(Lines of data)
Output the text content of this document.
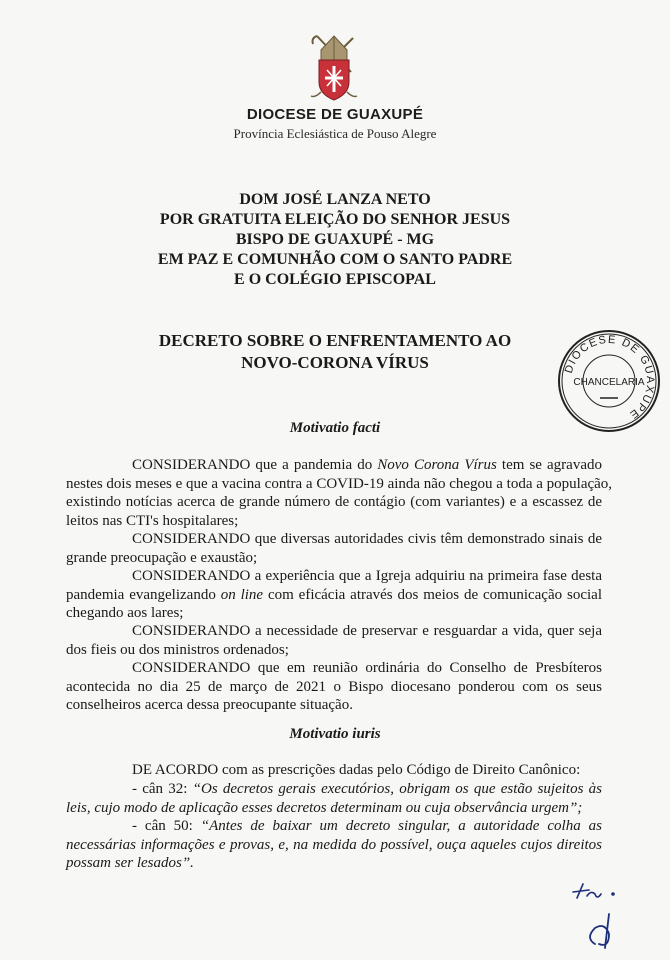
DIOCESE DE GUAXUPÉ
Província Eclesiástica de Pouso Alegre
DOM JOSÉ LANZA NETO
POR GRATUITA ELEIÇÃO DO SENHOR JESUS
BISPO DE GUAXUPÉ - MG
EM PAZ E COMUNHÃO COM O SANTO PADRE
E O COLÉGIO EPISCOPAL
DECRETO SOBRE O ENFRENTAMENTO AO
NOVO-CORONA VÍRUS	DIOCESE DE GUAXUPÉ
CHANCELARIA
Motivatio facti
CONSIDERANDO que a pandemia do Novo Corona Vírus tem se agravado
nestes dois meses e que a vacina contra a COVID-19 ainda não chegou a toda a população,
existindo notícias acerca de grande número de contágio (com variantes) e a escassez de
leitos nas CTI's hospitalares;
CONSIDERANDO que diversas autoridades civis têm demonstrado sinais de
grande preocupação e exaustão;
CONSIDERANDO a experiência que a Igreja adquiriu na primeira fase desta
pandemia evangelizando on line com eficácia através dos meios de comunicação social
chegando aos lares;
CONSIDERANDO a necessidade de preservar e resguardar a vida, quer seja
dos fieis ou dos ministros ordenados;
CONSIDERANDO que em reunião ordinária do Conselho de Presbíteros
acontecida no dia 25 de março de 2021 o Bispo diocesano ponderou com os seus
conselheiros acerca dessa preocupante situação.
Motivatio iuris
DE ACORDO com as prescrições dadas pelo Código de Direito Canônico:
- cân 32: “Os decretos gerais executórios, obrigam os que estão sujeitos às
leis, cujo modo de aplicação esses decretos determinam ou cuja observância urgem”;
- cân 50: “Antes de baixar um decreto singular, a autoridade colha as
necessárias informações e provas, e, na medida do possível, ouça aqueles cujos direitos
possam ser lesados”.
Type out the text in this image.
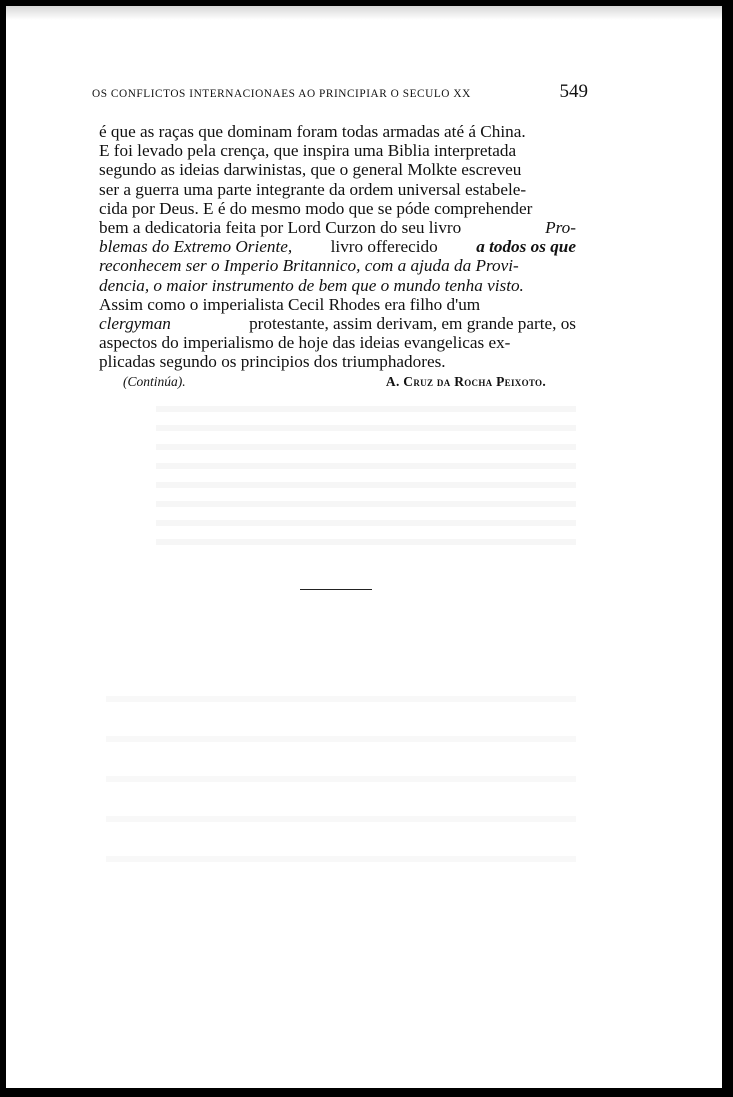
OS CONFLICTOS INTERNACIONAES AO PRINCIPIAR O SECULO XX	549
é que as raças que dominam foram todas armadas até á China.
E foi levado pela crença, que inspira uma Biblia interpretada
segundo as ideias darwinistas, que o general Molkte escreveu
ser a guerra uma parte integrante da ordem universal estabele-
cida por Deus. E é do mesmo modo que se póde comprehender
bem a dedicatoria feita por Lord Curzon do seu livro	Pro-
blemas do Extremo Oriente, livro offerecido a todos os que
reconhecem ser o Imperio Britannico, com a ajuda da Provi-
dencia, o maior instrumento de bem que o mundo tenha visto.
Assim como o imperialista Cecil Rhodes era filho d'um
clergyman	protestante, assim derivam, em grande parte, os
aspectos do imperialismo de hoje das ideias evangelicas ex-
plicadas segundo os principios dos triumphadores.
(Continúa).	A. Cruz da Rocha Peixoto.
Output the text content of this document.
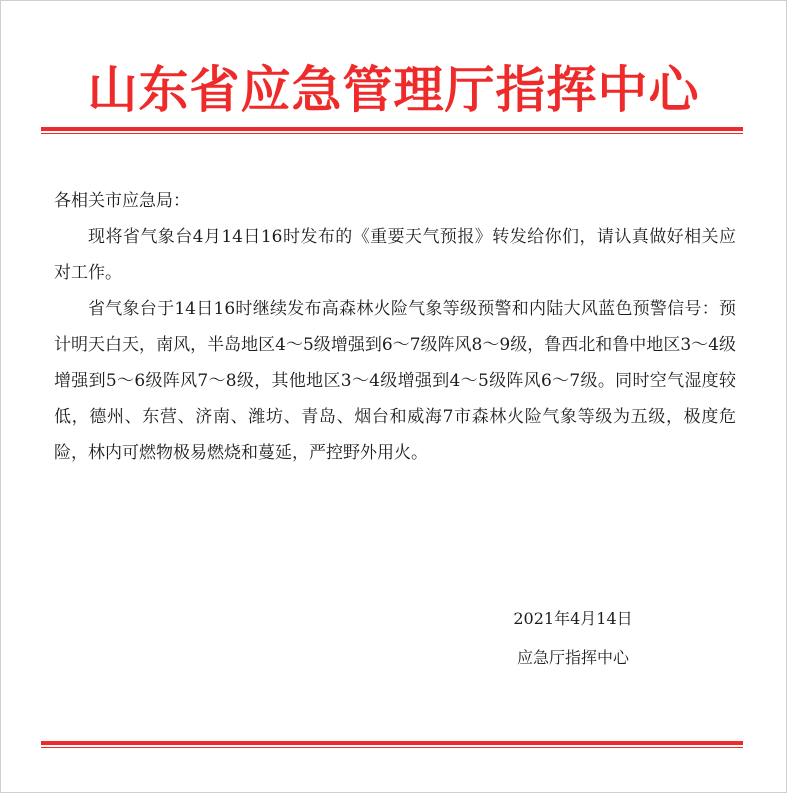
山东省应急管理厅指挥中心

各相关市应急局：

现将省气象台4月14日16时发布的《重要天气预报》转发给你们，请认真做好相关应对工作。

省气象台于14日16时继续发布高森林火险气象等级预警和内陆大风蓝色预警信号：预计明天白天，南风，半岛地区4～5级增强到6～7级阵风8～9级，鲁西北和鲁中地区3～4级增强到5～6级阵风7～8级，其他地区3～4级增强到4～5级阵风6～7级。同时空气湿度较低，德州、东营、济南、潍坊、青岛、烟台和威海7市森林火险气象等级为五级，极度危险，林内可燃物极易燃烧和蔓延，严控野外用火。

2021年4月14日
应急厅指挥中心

What to do: Say how many lines of the material contain the word "pandemia", with no other text.

Correct result: 2